(Extracted records)
-=-=-

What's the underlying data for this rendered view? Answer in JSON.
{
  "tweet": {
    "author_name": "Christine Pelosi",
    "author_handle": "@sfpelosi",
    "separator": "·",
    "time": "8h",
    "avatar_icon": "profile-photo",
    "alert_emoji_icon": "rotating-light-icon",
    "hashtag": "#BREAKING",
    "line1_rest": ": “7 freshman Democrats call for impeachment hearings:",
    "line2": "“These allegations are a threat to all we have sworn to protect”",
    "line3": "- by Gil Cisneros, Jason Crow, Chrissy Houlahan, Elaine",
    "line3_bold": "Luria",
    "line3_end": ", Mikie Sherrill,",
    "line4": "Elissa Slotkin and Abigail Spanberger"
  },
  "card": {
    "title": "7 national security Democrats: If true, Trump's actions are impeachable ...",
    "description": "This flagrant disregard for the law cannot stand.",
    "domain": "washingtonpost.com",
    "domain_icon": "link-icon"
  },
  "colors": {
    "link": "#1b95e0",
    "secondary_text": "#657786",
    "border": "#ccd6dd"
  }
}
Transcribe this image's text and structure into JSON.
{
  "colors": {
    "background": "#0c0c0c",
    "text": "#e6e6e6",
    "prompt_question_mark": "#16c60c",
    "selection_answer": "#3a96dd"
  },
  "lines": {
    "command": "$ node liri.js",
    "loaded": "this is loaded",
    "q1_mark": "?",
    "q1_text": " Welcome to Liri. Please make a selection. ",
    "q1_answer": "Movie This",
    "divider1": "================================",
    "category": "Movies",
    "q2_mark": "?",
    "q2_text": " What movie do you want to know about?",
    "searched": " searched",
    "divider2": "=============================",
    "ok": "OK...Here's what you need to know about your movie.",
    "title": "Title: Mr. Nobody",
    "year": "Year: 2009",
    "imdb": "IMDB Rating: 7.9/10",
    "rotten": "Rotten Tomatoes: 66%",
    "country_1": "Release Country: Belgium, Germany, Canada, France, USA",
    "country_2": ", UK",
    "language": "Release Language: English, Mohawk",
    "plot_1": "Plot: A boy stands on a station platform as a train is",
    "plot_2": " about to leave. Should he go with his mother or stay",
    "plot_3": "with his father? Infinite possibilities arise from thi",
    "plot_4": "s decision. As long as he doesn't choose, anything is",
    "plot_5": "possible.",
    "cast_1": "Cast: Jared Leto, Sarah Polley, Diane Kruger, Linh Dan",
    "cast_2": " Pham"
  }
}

-=-=-

> [Aim of the exercise]:
Copy each entry exactly, with nothing added or dropped.

> [Solution to the exercise]:
What's the underlying data for this rendered view? Answer in JSON.
{
  "tweet": {
    "author_name": "Christine Pelosi",
    "author_handle": "@sfpelosi",
    "separator": "·",
    "time": "8h",
    "avatar_icon": "profile-photo",
    "alert_emoji_icon": "rotating-light-icon",
    "hashtag": "#BREAKING",
    "line1_rest": ": “7 freshman Democrats call for impeachment hearings:",
    "line2": "“These allegations are a threat to all we have sworn to protect”",
    "line3": "- by Gil Cisneros, Jason Crow, Chrissy Houlahan, Elaine",
    "line3_bold": "Luria",
    "line3_end": ", Mikie Sherrill,",
    "line4": "Elissa Slotkin and Abigail Spanberger"
  },
  "card": {
    "title": "7 national security Democrats: If true, Trump's actions are impeachable ...",
    "description": "This flagrant disregard for the law cannot stand.",
    "domain": "washingtonpost.com",
    "domain_icon": "link-icon"
  },
  "colors": {
    "link": "#1b95e0",
    "secondary_text": "#657786",
    "border": "#ccd6dd"
  }
}
Transcribe this image's text and structure into JSON.
{
  "colors": {
    "background": "#0c0c0c",
    "text": "#e6e6e6",
    "prompt_question_mark": "#16c60c",
    "selection_answer": "#3a96dd"
  },
  "lines": {
    "command": "$ node liri.js",
    "loaded": "this is loaded",
    "q1_mark": "?",
    "q1_text": " Welcome to Liri. Please make a selection. ",
    "q1_answer": "Movie This",
    "divider1": "================================",
    "category": "Movies",
    "q2_mark": "?",
    "q2_text": " What movie do you want to know about?",
    "searched": " searched",
    "divider2": "=============================",
    "ok": "OK...Here's what you need to know about your movie.",
    "title": "Title: Mr. Nobody",
    "year": "Year: 2009",
    "imdb": "IMDB Rating: 7.9/10",
    "rotten": "Rotten Tomatoes: 66%",
    "country_1": "Release Country: Belgium, Germany, Canada, France, USA",
    "country_2": ", UK",
    "language": "Release Language: English, Mohawk",
    "plot_1": "Plot: A boy stands on a station platform as a train is",
    "plot_2": " about to leave. Should he go with his mother or stay",
    "plot_3": "with his father? Infinite possibilities arise from thi",
    "plot_4": "s decision. As long as he doesn't choose, anything is",
    "plot_5": "possible.",
    "cast_1": "Cast: Jared Leto, Sarah Polley, Diane Kruger, Linh Dan",
    "cast_2": " Pham"
  }
}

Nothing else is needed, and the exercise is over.